→ Exercise directions: Provide only the number of lines in the data below that contain the word "type".

→ Excerpted records:
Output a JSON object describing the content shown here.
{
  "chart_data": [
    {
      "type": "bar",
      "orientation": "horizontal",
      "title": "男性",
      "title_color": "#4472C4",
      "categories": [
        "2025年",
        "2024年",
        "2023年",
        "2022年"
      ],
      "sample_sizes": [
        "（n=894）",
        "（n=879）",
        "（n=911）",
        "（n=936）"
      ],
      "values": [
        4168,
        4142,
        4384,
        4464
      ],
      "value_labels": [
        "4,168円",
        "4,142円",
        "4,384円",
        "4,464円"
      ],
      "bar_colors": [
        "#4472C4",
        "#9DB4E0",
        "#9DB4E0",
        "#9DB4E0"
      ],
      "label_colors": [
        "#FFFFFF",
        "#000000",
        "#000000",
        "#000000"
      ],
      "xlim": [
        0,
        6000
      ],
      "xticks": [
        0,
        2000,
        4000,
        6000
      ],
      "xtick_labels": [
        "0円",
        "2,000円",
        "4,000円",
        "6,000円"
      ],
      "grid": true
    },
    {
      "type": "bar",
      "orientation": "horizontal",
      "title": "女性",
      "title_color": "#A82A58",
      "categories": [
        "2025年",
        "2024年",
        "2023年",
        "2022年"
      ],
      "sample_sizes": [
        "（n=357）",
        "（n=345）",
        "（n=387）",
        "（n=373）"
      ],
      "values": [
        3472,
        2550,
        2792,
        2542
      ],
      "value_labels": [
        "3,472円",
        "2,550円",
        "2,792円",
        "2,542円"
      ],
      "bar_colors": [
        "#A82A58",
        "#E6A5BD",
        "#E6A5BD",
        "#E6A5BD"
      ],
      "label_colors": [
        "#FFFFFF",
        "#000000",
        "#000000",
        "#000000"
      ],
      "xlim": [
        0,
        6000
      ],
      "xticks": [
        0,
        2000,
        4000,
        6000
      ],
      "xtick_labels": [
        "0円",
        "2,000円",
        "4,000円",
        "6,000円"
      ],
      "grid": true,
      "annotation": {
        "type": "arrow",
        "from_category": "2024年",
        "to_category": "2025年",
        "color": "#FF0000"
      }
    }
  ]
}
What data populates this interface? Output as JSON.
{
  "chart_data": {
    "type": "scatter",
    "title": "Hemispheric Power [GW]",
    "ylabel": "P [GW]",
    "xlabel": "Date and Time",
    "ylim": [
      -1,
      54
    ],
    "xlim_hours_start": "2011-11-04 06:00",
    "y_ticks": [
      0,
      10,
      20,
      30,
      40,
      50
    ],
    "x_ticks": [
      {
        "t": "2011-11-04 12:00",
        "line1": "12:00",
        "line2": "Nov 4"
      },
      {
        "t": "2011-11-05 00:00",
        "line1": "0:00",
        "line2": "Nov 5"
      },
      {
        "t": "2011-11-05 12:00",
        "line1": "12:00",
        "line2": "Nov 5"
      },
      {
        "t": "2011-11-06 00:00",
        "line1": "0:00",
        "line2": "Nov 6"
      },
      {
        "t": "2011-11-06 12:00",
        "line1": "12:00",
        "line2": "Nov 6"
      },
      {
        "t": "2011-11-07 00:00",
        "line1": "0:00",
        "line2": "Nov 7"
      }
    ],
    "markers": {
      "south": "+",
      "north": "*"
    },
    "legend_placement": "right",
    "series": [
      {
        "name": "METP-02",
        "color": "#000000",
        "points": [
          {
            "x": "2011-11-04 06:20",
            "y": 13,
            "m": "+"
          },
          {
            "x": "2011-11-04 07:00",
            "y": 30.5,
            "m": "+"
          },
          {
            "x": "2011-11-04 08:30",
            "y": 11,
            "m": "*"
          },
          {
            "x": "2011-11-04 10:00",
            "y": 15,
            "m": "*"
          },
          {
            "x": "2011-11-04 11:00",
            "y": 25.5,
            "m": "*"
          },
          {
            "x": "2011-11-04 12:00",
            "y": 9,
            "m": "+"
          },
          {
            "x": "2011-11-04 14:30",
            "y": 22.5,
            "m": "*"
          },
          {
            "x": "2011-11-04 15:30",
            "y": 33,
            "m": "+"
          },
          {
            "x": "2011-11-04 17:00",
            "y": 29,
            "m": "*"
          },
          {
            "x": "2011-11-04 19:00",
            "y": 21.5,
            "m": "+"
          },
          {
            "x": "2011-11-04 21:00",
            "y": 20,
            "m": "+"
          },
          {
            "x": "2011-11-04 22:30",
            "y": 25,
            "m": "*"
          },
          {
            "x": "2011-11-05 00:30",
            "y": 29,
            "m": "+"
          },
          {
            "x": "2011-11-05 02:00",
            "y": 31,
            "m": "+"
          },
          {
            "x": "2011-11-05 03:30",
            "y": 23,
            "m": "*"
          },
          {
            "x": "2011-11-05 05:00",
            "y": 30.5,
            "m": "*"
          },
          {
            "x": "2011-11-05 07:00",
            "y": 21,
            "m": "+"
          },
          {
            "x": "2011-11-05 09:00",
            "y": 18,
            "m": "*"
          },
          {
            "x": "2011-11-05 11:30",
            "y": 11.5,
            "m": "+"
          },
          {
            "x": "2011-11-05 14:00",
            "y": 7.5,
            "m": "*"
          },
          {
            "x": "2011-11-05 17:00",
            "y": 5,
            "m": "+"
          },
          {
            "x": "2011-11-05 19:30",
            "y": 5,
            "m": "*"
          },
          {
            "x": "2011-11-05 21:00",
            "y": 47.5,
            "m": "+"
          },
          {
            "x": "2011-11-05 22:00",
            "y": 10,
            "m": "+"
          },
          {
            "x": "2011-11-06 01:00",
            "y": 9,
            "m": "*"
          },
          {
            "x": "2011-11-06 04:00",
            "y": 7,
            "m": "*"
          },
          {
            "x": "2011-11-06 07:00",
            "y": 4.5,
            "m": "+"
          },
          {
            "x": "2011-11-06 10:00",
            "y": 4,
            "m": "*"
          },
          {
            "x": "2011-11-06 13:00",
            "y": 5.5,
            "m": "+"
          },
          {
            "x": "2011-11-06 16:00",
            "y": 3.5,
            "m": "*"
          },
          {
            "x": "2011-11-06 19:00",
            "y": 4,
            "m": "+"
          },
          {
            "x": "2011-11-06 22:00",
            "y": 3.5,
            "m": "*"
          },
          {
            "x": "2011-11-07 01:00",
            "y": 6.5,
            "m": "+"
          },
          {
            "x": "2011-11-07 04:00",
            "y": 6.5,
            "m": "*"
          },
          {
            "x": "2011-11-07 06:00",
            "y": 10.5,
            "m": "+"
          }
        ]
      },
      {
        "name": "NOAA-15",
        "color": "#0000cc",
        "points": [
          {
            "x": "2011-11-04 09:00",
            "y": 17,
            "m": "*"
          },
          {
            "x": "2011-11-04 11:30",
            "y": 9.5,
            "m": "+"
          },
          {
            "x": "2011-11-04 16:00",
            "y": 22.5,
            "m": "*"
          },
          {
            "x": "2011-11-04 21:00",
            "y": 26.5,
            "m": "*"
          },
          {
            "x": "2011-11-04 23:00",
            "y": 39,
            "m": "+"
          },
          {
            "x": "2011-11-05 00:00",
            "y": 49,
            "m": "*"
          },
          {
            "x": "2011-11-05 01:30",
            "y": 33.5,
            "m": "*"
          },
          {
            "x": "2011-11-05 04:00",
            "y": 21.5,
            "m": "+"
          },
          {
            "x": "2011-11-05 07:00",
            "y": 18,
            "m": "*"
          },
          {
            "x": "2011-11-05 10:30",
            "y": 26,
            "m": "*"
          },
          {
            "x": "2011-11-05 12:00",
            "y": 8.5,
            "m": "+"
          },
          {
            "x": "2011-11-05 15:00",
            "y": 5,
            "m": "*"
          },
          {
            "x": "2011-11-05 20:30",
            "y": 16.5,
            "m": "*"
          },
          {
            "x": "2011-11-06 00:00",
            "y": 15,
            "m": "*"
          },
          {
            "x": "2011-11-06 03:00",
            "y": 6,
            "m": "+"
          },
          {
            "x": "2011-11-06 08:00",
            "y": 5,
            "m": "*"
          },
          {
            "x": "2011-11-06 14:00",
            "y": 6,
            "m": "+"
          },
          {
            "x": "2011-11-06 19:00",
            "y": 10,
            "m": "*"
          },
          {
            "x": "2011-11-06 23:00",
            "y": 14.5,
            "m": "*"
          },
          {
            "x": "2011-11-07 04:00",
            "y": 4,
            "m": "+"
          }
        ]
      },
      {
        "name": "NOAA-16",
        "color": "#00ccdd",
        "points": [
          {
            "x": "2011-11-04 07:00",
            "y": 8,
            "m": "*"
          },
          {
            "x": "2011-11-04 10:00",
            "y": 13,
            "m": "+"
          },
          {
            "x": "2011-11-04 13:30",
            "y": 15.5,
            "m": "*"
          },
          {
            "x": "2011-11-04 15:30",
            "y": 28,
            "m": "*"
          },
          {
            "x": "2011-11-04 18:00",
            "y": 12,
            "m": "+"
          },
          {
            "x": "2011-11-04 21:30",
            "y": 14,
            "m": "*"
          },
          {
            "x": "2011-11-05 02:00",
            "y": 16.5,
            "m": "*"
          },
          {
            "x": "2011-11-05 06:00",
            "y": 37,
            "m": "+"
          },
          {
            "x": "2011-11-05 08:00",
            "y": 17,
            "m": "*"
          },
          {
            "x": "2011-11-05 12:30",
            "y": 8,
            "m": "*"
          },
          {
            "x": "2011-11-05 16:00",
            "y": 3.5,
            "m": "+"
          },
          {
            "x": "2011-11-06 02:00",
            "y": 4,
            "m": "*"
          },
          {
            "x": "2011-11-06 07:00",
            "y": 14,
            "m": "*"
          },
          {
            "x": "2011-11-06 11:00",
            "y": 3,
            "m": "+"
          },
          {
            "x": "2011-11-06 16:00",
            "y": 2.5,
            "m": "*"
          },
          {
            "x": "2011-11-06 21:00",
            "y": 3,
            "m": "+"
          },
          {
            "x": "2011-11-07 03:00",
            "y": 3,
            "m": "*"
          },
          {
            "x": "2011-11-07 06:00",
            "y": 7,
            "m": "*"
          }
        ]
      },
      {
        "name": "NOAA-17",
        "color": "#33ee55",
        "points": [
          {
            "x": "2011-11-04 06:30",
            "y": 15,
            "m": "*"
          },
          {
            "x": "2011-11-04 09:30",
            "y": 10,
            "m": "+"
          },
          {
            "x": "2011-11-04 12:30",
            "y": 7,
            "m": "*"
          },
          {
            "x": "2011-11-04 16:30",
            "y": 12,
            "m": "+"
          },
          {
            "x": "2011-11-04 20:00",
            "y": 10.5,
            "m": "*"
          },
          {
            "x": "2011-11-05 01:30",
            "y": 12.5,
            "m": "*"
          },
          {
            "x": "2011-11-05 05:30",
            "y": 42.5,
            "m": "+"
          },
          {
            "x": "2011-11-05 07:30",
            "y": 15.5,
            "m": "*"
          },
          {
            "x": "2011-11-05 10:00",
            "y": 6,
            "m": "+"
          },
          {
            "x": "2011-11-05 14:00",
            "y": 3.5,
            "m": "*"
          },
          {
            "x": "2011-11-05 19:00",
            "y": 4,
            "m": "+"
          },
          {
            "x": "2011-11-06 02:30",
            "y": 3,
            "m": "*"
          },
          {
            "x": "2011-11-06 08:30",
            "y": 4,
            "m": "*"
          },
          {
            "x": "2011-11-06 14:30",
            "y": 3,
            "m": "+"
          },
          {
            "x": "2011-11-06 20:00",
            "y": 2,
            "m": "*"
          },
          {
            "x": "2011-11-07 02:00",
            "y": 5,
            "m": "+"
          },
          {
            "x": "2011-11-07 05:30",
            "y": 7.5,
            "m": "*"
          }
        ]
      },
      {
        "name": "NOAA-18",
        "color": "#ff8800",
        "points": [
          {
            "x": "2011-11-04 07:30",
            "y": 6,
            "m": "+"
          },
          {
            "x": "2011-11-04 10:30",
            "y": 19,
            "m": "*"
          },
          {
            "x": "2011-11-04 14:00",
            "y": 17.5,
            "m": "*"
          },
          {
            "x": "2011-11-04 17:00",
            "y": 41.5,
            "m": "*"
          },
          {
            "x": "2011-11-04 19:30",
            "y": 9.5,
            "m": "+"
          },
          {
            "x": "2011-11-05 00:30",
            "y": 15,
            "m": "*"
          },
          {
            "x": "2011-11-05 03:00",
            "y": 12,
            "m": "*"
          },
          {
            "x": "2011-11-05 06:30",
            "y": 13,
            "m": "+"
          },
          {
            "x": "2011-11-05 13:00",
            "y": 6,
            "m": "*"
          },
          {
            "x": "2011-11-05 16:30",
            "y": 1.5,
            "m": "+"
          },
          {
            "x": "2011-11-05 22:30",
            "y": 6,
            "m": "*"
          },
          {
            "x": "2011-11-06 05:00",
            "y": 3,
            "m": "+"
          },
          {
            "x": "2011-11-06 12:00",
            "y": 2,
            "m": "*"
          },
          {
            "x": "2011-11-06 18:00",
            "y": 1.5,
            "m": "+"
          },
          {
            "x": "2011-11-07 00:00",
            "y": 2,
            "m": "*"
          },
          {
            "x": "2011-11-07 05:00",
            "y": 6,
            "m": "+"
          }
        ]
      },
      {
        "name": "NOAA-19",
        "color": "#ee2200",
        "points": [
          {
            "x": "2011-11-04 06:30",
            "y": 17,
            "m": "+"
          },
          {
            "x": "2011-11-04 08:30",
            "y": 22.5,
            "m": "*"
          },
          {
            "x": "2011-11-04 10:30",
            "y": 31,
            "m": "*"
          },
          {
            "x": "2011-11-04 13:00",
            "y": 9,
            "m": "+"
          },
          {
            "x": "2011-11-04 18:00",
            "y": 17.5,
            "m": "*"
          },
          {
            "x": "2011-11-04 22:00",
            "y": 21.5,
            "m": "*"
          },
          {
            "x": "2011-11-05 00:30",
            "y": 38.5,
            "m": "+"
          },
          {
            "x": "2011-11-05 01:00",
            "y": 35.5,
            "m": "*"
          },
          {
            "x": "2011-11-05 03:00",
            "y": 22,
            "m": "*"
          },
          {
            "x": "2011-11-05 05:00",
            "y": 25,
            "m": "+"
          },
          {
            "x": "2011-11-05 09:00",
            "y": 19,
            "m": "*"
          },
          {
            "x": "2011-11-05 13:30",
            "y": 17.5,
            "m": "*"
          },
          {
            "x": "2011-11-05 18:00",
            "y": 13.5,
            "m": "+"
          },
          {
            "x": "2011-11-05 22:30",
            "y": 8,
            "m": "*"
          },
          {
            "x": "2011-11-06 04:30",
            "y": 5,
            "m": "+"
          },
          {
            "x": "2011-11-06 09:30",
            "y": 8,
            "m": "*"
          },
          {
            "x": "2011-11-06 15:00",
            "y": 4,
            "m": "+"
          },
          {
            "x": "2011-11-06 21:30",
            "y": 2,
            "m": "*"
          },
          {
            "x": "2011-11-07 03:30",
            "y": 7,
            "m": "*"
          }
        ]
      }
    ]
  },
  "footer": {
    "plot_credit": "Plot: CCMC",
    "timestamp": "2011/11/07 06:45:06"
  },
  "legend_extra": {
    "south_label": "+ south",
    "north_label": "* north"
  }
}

→ Result below: 4